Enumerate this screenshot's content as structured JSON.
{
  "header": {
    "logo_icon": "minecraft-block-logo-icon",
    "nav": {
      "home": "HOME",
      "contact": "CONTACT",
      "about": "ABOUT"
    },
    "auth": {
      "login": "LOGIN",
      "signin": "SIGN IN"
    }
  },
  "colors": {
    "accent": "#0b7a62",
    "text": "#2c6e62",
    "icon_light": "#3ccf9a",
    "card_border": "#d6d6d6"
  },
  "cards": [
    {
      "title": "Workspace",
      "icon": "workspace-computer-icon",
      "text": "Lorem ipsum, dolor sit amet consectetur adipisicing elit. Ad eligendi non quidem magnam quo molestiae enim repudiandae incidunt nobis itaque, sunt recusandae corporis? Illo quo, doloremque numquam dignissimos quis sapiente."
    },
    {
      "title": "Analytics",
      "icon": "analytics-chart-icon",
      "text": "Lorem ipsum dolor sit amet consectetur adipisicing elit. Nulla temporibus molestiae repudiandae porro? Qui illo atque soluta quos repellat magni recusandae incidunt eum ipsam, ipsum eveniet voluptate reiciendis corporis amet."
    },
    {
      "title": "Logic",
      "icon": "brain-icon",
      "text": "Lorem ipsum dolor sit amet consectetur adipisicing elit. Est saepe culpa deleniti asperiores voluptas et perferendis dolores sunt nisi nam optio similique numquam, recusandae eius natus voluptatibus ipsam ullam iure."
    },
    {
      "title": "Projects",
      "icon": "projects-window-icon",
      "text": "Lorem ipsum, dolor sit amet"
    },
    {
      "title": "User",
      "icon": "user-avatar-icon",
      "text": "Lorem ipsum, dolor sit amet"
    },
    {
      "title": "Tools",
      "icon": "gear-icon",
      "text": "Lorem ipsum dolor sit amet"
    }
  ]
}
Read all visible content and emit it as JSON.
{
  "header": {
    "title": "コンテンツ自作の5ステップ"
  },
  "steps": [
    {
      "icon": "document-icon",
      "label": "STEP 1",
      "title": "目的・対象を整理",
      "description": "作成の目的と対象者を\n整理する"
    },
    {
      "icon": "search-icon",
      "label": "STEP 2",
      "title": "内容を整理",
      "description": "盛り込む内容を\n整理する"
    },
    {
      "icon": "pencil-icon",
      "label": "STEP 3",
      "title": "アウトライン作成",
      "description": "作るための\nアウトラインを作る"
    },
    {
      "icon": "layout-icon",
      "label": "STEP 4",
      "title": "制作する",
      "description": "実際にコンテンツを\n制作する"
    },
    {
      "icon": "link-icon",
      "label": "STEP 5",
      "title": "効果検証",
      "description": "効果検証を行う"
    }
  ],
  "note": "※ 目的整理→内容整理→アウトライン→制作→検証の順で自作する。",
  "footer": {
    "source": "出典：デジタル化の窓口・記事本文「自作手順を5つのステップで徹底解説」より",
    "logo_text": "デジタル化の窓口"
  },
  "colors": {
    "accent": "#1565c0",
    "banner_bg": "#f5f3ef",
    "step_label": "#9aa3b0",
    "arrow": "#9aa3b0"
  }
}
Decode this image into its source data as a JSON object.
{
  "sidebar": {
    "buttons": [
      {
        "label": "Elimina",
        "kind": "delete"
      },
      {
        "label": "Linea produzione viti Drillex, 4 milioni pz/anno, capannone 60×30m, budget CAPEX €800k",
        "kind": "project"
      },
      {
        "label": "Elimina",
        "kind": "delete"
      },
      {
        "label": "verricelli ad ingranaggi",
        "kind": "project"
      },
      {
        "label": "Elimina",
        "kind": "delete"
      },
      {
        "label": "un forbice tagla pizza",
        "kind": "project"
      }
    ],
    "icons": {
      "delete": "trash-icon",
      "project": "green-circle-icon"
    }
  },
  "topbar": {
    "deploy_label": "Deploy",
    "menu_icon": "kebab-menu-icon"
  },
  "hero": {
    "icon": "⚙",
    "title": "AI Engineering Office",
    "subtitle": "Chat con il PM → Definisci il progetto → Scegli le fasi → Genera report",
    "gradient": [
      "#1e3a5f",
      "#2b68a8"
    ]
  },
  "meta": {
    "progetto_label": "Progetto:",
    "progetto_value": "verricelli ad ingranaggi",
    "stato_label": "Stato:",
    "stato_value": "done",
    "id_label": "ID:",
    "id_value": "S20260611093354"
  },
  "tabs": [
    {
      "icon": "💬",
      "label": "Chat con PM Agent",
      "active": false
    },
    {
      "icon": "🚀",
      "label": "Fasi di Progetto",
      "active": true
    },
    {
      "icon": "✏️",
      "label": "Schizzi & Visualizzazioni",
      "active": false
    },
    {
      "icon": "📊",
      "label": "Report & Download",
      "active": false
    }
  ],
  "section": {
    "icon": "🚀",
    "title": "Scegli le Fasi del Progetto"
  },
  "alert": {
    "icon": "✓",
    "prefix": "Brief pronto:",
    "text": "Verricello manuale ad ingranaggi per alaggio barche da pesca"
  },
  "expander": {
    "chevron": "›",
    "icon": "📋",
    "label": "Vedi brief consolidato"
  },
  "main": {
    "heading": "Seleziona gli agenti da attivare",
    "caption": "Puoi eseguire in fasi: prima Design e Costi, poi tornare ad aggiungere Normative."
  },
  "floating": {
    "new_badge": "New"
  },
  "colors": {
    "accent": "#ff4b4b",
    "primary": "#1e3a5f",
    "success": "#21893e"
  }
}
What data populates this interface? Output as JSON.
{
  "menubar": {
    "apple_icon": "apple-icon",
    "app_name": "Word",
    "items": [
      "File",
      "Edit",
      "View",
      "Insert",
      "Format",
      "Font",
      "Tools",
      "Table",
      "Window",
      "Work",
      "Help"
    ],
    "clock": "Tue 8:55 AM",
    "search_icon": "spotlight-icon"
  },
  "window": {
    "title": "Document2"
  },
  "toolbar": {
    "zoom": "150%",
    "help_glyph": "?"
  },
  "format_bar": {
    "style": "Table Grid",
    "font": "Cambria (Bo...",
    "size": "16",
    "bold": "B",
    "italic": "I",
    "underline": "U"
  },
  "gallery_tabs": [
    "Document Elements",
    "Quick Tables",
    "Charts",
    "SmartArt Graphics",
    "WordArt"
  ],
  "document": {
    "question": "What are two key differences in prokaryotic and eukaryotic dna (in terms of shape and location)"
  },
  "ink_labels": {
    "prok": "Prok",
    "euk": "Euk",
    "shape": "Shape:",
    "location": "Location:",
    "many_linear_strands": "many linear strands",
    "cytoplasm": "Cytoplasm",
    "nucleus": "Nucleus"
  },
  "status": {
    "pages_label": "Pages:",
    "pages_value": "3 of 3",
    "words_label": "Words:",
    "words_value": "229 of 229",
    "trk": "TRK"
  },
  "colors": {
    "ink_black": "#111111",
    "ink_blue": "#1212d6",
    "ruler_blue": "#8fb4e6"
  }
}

* Written task: Within the listing above, copy each line that has the string "source".

* Response to this exercise:
    "source": "出典：デジタル化の窓口・記事本文「自作手順を5つのステップで徹底解説」より",
Decode this image into its source data as a JSON object.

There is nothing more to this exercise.